Written problem
Reproduce each line that includes the word "with".

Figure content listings
————————

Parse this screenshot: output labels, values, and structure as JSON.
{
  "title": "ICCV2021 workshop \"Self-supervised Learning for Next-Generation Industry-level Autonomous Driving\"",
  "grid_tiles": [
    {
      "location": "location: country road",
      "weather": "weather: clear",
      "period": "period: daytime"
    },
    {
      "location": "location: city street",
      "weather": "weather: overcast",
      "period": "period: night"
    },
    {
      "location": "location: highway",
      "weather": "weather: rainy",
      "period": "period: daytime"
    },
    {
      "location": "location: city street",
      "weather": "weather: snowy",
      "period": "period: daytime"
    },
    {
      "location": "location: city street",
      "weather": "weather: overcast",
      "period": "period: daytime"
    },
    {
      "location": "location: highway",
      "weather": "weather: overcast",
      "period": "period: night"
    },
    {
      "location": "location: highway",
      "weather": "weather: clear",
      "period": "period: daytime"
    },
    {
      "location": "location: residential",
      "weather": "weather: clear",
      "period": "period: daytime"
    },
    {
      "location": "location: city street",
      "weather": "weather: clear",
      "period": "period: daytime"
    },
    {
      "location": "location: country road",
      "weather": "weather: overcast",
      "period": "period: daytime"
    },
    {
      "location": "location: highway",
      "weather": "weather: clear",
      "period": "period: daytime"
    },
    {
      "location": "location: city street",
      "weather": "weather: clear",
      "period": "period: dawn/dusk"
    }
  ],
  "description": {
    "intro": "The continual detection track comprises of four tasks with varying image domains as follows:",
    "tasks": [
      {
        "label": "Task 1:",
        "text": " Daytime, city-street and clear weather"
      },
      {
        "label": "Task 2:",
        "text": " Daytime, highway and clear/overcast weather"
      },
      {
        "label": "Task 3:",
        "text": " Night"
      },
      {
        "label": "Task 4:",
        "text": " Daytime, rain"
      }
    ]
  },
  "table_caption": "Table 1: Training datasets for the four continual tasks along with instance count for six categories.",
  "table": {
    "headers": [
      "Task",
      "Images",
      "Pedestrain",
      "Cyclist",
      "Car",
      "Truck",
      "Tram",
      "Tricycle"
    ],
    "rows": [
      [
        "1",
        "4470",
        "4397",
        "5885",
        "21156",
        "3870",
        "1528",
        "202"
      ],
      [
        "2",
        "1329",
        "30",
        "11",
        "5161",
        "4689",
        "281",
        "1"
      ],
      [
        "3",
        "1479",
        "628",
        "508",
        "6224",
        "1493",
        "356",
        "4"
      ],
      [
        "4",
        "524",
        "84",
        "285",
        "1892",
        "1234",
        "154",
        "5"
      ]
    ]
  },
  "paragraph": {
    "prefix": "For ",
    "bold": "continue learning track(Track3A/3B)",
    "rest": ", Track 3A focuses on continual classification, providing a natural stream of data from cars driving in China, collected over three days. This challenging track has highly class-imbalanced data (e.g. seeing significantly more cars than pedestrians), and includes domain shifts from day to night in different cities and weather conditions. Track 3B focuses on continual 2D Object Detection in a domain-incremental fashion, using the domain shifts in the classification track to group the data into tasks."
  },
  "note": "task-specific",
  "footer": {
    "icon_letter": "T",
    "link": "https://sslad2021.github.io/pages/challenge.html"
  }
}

————————

Written response
    "intro": "The continual detection track comprises of four tasks with varying image domains as follows:",
  "table_caption": "Table 1: Training datasets for the four continual tasks along with instance count for six categories.",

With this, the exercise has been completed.